A run of records

◆ ◆ ◆

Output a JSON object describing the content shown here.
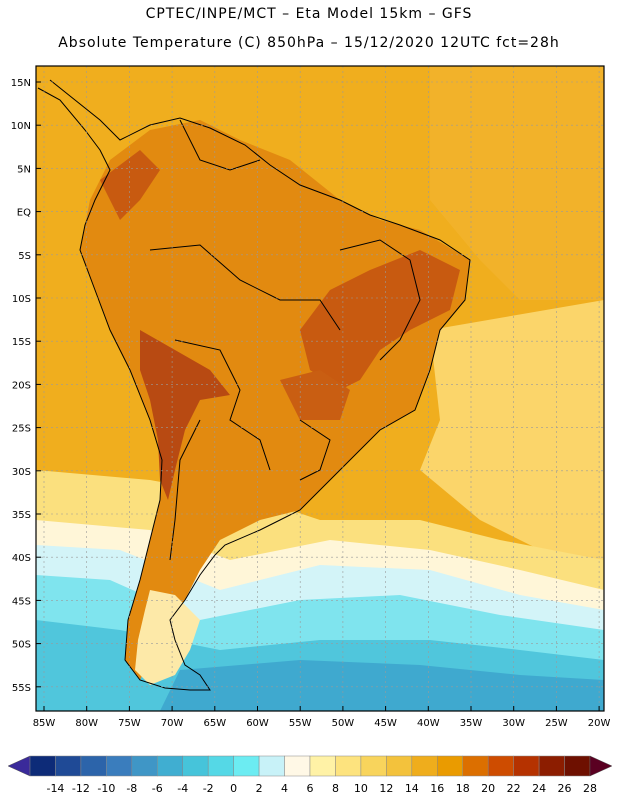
{
  "header": {
    "line1": "CPTEC/INPE/MCT –  Eta Model 15km – GFS",
    "line2": "Absolute Temperature (C) 850hPa – 15/12/2020 12UTC fct=28h"
  },
  "axes": {
    "lat_labels": [
      "15N",
      "10N",
      "5N",
      "EQ",
      "5S",
      "10S",
      "15S",
      "20S",
      "25S",
      "30S",
      "35S",
      "40S",
      "45S",
      "50S",
      "55S"
    ],
    "lon_labels": [
      "85W",
      "80W",
      "75W",
      "70W",
      "65W",
      "60W",
      "55W",
      "50W",
      "45W",
      "40W",
      "35W",
      "30W",
      "25W",
      "20W"
    ]
  },
  "legend": {
    "labels": [
      "-14",
      "-12",
      "-10",
      "-8",
      "-6",
      "-4",
      "-2",
      "0",
      "2",
      "4",
      "6",
      "8",
      "10",
      "12",
      "14",
      "16",
      "18",
      "20",
      "22",
      "24",
      "26",
      "28"
    ],
    "colors": [
      "#0d2b78",
      "#1f4a96",
      "#2c64aa",
      "#3a7dbd",
      "#3f96c6",
      "#40aed1",
      "#46c4da",
      "#55d8e6",
      "#6cecf2",
      "#c8f2f8",
      "#fff8e6",
      "#fff2a6",
      "#fde37e",
      "#f8d45c",
      "#f3c23c",
      "#efad1c",
      "#ea9b00",
      "#dc6f00",
      "#ce4c00",
      "#b53200",
      "#8c1d00",
      "#6e1000"
    ]
  }
}
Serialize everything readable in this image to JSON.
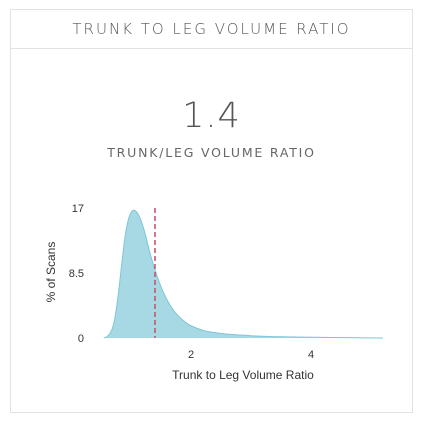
{
  "card": {
    "title": "TRUNK TO LEG VOLUME RATIO",
    "value": "1.4",
    "value_label": "TRUNK/LEG VOLUME RATIO"
  },
  "colors": {
    "fill": "#a6d9e3",
    "stroke": "#7fc6d6",
    "marker": "#c44d6c",
    "border": "#e2e2e2",
    "text": "#555555"
  },
  "chart_data": {
    "type": "area",
    "title": "",
    "xlabel": "Trunk to Leg Volume Ratio",
    "ylabel": "% of Scans",
    "xlim": [
      0.5,
      5.2
    ],
    "ylim": [
      0,
      17
    ],
    "x_ticks": [
      {
        "value": 2,
        "label": "2"
      },
      {
        "value": 4,
        "label": "4"
      }
    ],
    "y_ticks": [
      {
        "value": 0,
        "label": "0"
      },
      {
        "value": 8.5,
        "label": "8.5"
      },
      {
        "value": 17,
        "label": "17"
      }
    ],
    "marker_x": 1.4,
    "grid": false,
    "series": [
      {
        "x": [
          0.55,
          0.6,
          0.65,
          0.7,
          0.75,
          0.8,
          0.85,
          0.9,
          0.95,
          1.0,
          1.05,
          1.1,
          1.15,
          1.2,
          1.25,
          1.3,
          1.35,
          1.4,
          1.5,
          1.6,
          1.7,
          1.8,
          1.9,
          2.0,
          2.2,
          2.4,
          2.6,
          2.8,
          3.0,
          3.3,
          3.6,
          4.0,
          4.4,
          4.8,
          5.2
        ],
        "values": [
          0.0,
          0.2,
          0.6,
          1.5,
          3.5,
          6.5,
          10.0,
          13.2,
          15.3,
          16.4,
          16.7,
          16.4,
          15.7,
          14.6,
          13.2,
          11.6,
          10.2,
          8.9,
          6.7,
          5.0,
          3.7,
          2.8,
          2.1,
          1.6,
          1.0,
          0.7,
          0.5,
          0.4,
          0.3,
          0.2,
          0.15,
          0.1,
          0.06,
          0.03,
          0.0
        ]
      }
    ]
  }
}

◆ ◆ ◆

Set exercise
Write out the whole listing exactly, and drop the pictures.

Task response
Output a JSON object describing the content shown here.
{
  "header": {
    "line1": "CPTEC/INPE/MCT –  Eta Model 15km – GFS",
    "line2": "Absolute Temperature (C) 850hPa – 15/12/2020 12UTC fct=28h"
  },
  "axes": {
    "lat_labels": [
      "15N",
      "10N",
      "5N",
      "EQ",
      "5S",
      "10S",
      "15S",
      "20S",
      "25S",
      "30S",
      "35S",
      "40S",
      "45S",
      "50S",
      "55S"
    ],
    "lon_labels": [
      "85W",
      "80W",
      "75W",
      "70W",
      "65W",
      "60W",
      "55W",
      "50W",
      "45W",
      "40W",
      "35W",
      "30W",
      "25W",
      "20W"
    ]
  },
  "legend": {
    "labels": [
      "-14",
      "-12",
      "-10",
      "-8",
      "-6",
      "-4",
      "-2",
      "0",
      "2",
      "4",
      "6",
      "8",
      "10",
      "12",
      "14",
      "16",
      "18",
      "20",
      "22",
      "24",
      "26",
      "28"
    ],
    "colors": [
      "#0d2b78",
      "#1f4a96",
      "#2c64aa",
      "#3a7dbd",
      "#3f96c6",
      "#40aed1",
      "#46c4da",
      "#55d8e6",
      "#6cecf2",
      "#c8f2f8",
      "#fff8e6",
      "#fff2a6",
      "#fde37e",
      "#f8d45c",
      "#f3c23c",
      "#efad1c",
      "#ea9b00",
      "#dc6f00",
      "#ce4c00",
      "#b53200",
      "#8c1d00",
      "#6e1000"
    ]
  }
}
Serialize everything readable in this image to JSON.
{
  "card": {
    "title": "TRUNK TO LEG VOLUME RATIO",
    "value": "1.4",
    "value_label": "TRUNK/LEG VOLUME RATIO"
  },
  "colors": {
    "fill": "#a6d9e3",
    "stroke": "#7fc6d6",
    "marker": "#c44d6c",
    "border": "#e2e2e2",
    "text": "#555555"
  },
  "chart_data": {
    "type": "area",
    "title": "",
    "xlabel": "Trunk to Leg Volume Ratio",
    "ylabel": "% of Scans",
    "xlim": [
      0.5,
      5.2
    ],
    "ylim": [
      0,
      17
    ],
    "x_ticks": [
      {
        "value": 2,
        "label": "2"
      },
      {
        "value": 4,
        "label": "4"
      }
    ],
    "y_ticks": [
      {
        "value": 0,
        "label": "0"
      },
      {
        "value": 8.5,
        "label": "8.5"
      },
      {
        "value": 17,
        "label": "17"
      }
    ],
    "marker_x": 1.4,
    "grid": false,
    "series": [
      {
        "x": [
          0.55,
          0.6,
          0.65,
          0.7,
          0.75,
          0.8,
          0.85,
          0.9,
          0.95,
          1.0,
          1.05,
          1.1,
          1.15,
          1.2,
          1.25,
          1.3,
          1.35,
          1.4,
          1.5,
          1.6,
          1.7,
          1.8,
          1.9,
          2.0,
          2.2,
          2.4,
          2.6,
          2.8,
          3.0,
          3.3,
          3.6,
          4.0,
          4.4,
          4.8,
          5.2
        ],
        "values": [
          0.0,
          0.2,
          0.6,
          1.5,
          3.5,
          6.5,
          10.0,
          13.2,
          15.3,
          16.4,
          16.7,
          16.4,
          15.7,
          14.6,
          13.2,
          11.6,
          10.2,
          8.9,
          6.7,
          5.0,
          3.7,
          2.8,
          2.1,
          1.6,
          1.0,
          0.7,
          0.5,
          0.4,
          0.3,
          0.2,
          0.15,
          0.1,
          0.06,
          0.03,
          0.0
        ]
      }
    ]
  }
}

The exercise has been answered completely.